* Exercise details
Write the entries below out again exactly; any picture in them stays out.

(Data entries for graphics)
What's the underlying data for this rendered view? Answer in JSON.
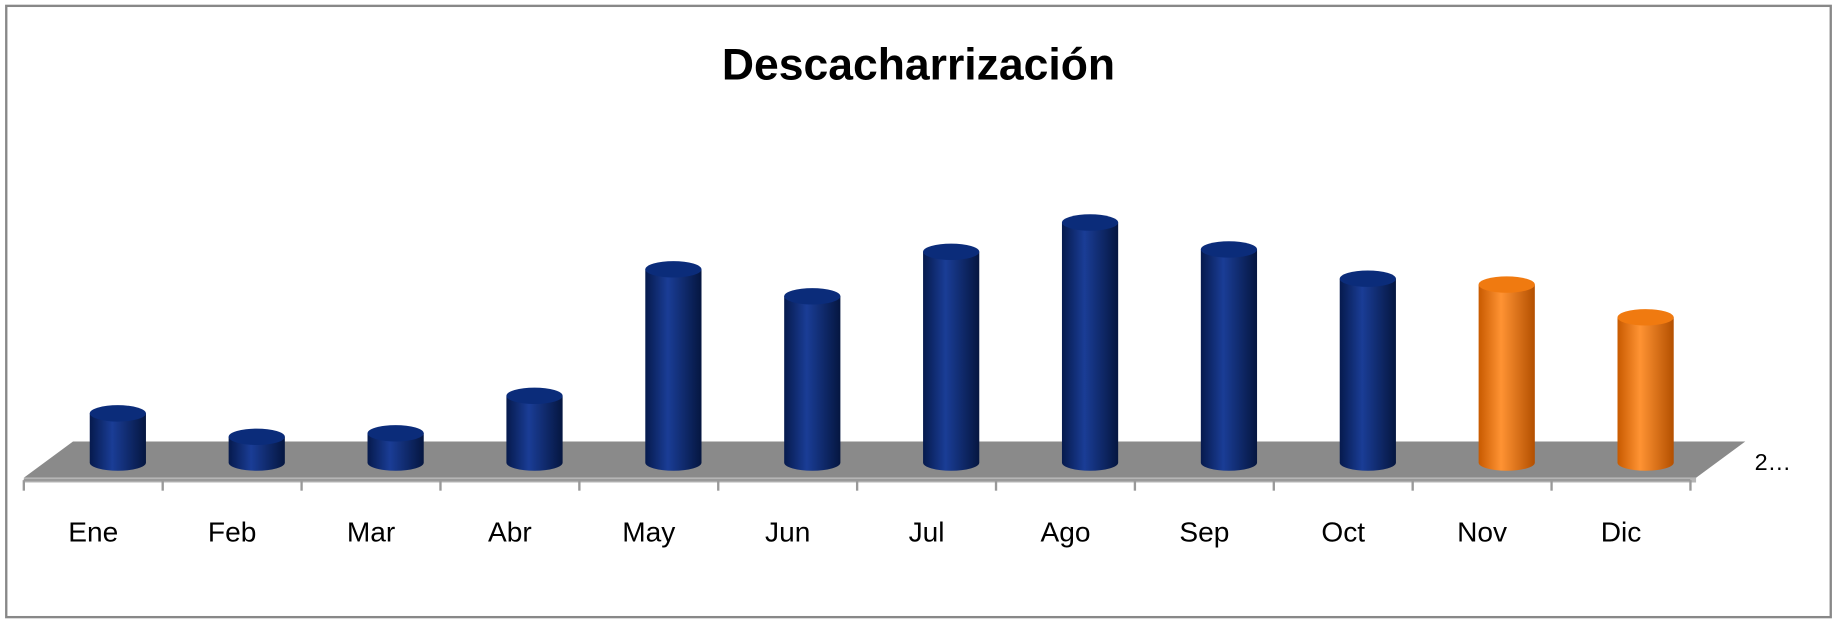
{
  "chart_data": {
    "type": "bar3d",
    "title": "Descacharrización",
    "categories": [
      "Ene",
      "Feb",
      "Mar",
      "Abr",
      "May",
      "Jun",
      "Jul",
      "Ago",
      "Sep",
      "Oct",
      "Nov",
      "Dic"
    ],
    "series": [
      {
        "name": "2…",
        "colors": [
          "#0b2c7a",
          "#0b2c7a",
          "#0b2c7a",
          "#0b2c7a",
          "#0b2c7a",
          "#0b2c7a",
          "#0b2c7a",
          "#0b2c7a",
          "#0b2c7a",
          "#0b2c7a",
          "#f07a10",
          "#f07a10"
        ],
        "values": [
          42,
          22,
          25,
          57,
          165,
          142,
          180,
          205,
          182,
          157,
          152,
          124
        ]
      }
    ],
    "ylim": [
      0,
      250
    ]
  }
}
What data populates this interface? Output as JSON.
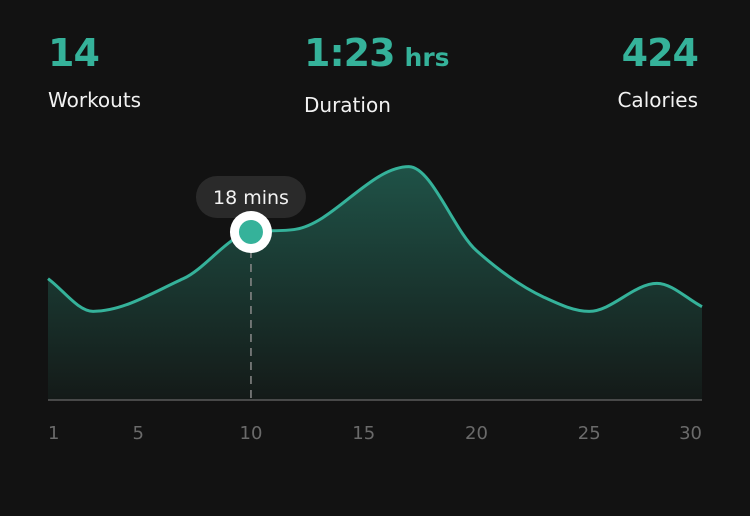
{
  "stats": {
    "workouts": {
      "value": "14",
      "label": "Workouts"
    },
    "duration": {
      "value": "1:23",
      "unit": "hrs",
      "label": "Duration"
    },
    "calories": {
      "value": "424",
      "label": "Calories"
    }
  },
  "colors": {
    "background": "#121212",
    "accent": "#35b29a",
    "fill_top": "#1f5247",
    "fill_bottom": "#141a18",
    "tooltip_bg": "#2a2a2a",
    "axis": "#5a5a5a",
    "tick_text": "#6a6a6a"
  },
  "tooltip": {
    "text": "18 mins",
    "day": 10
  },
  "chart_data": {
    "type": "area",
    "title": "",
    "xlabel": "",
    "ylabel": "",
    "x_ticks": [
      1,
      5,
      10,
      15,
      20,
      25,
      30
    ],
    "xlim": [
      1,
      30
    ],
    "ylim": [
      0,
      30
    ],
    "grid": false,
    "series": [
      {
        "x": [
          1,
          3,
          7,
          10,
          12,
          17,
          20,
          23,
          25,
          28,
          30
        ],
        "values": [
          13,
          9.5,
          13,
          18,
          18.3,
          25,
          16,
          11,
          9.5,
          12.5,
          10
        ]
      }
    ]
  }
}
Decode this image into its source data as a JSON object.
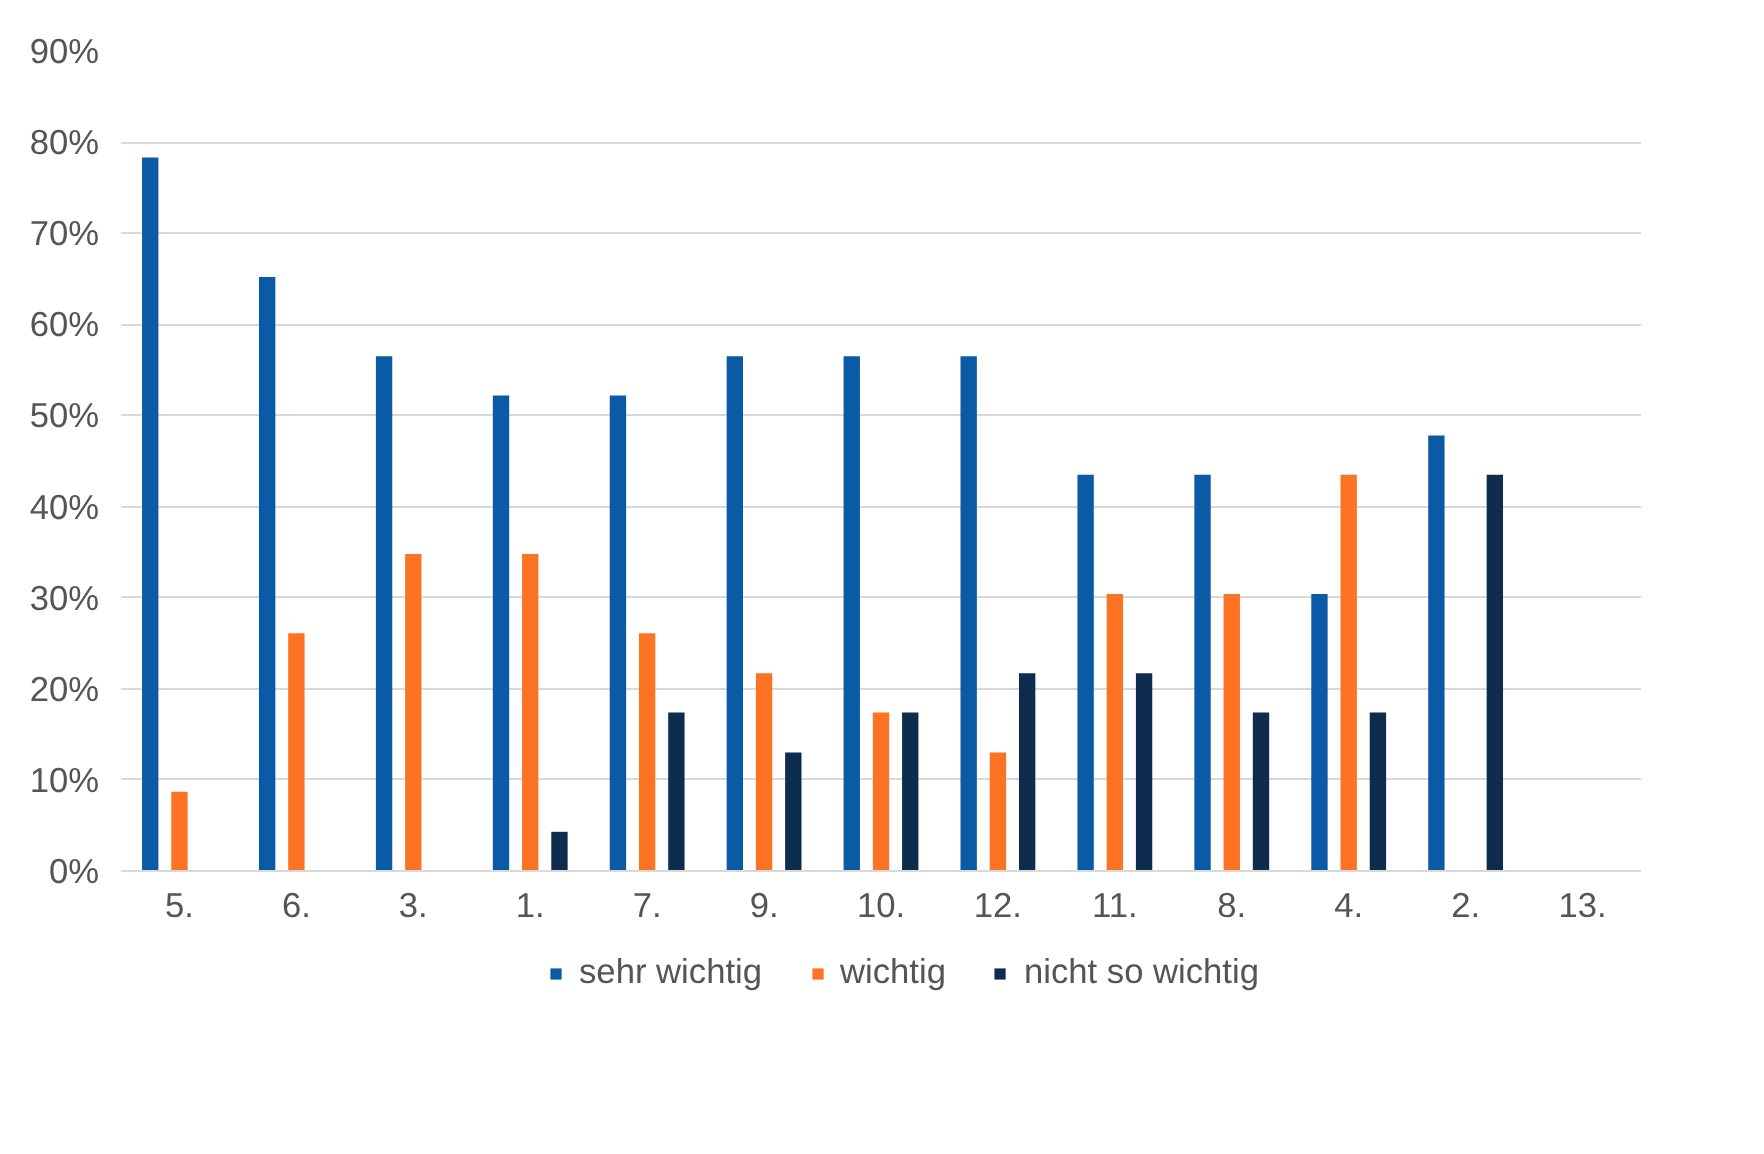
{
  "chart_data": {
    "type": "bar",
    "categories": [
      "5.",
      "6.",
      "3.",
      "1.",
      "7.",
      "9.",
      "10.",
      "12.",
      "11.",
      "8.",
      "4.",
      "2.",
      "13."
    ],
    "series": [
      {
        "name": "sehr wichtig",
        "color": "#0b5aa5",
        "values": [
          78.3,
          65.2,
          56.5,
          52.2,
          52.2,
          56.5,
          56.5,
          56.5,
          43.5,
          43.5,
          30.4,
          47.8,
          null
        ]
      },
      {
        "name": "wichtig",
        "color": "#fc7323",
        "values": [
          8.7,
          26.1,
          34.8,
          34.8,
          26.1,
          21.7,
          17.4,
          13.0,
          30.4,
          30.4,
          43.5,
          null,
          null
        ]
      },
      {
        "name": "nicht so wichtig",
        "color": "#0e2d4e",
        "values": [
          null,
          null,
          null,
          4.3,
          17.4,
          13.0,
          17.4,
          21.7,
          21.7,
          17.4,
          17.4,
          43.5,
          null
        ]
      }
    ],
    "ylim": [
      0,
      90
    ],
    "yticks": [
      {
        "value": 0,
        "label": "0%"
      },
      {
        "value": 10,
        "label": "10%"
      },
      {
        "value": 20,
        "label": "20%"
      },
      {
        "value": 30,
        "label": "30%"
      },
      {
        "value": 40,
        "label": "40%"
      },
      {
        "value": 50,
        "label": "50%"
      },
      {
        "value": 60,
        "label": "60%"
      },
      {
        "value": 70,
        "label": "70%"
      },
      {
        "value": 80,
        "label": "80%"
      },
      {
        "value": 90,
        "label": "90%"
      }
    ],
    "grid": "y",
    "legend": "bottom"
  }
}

* Answer for this exercise
What's the underlying data for this rendered view? Answer in JSON.
{
  "chart_data": {
    "type": "bar3d",
    "title": "Descacharrización",
    "categories": [
      "Ene",
      "Feb",
      "Mar",
      "Abr",
      "May",
      "Jun",
      "Jul",
      "Ago",
      "Sep",
      "Oct",
      "Nov",
      "Dic"
    ],
    "series": [
      {
        "name": "2…",
        "colors": [
          "#0b2c7a",
          "#0b2c7a",
          "#0b2c7a",
          "#0b2c7a",
          "#0b2c7a",
          "#0b2c7a",
          "#0b2c7a",
          "#0b2c7a",
          "#0b2c7a",
          "#0b2c7a",
          "#f07a10",
          "#f07a10"
        ],
        "values": [
          42,
          22,
          25,
          57,
          165,
          142,
          180,
          205,
          182,
          157,
          152,
          124
        ]
      }
    ],
    "ylim": [
      0,
      250
    ]
  }
}
What data populates this interface? Output as JSON.
{
  "stats": {
    "workouts": {
      "value": "14",
      "label": "Workouts"
    },
    "duration": {
      "value": "1:23",
      "unit": "hrs",
      "label": "Duration"
    },
    "calories": {
      "value": "424",
      "label": "Calories"
    }
  },
  "colors": {
    "background": "#121212",
    "accent": "#35b29a",
    "fill_top": "#1f5247",
    "fill_bottom": "#141a18",
    "tooltip_bg": "#2a2a2a",
    "axis": "#5a5a5a",
    "tick_text": "#6a6a6a"
  },
  "tooltip": {
    "text": "18 mins",
    "day": 10
  },
  "chart_data": {
    "type": "area",
    "title": "",
    "xlabel": "",
    "ylabel": "",
    "x_ticks": [
      1,
      5,
      10,
      15,
      20,
      25,
      30
    ],
    "xlim": [
      1,
      30
    ],
    "ylim": [
      0,
      30
    ],
    "grid": false,
    "series": [
      {
        "x": [
          1,
          3,
          7,
          10,
          12,
          17,
          20,
          23,
          25,
          28,
          30
        ],
        "values": [
          13,
          9.5,
          13,
          18,
          18.3,
          25,
          16,
          11,
          9.5,
          12.5,
          10
        ]
      }
    ]
  }
}
Decode this image into its source data as a JSON object.
{
  "chart_data": {
    "type": "bar",
    "categories": [
      "5.",
      "6.",
      "3.",
      "1.",
      "7.",
      "9.",
      "10.",
      "12.",
      "11.",
      "8.",
      "4.",
      "2.",
      "13."
    ],
    "series": [
      {
        "name": "sehr wichtig",
        "color": "#0b5aa5",
        "values": [
          78.3,
          65.2,
          56.5,
          52.2,
          52.2,
          56.5,
          56.5,
          56.5,
          43.5,
          43.5,
          30.4,
          47.8,
          null
        ]
      },
      {
        "name": "wichtig",
        "color": "#fc7323",
        "values": [
          8.7,
          26.1,
          34.8,
          34.8,
          26.1,
          21.7,
          17.4,
          13.0,
          30.4,
          30.4,
          43.5,
          null,
          null
        ]
      },
      {
        "name": "nicht so wichtig",
        "color": "#0e2d4e",
        "values": [
          null,
          null,
          null,
          4.3,
          17.4,
          13.0,
          17.4,
          21.7,
          21.7,
          17.4,
          17.4,
          43.5,
          null
        ]
      }
    ],
    "ylim": [
      0,
      90
    ],
    "yticks": [
      {
        "value": 0,
        "label": "0%"
      },
      {
        "value": 10,
        "label": "10%"
      },
      {
        "value": 20,
        "label": "20%"
      },
      {
        "value": 30,
        "label": "30%"
      },
      {
        "value": 40,
        "label": "40%"
      },
      {
        "value": 50,
        "label": "50%"
      },
      {
        "value": 60,
        "label": "60%"
      },
      {
        "value": 70,
        "label": "70%"
      },
      {
        "value": 80,
        "label": "80%"
      },
      {
        "value": 90,
        "label": "90%"
      }
    ],
    "grid": "y",
    "legend": "bottom"
  }
}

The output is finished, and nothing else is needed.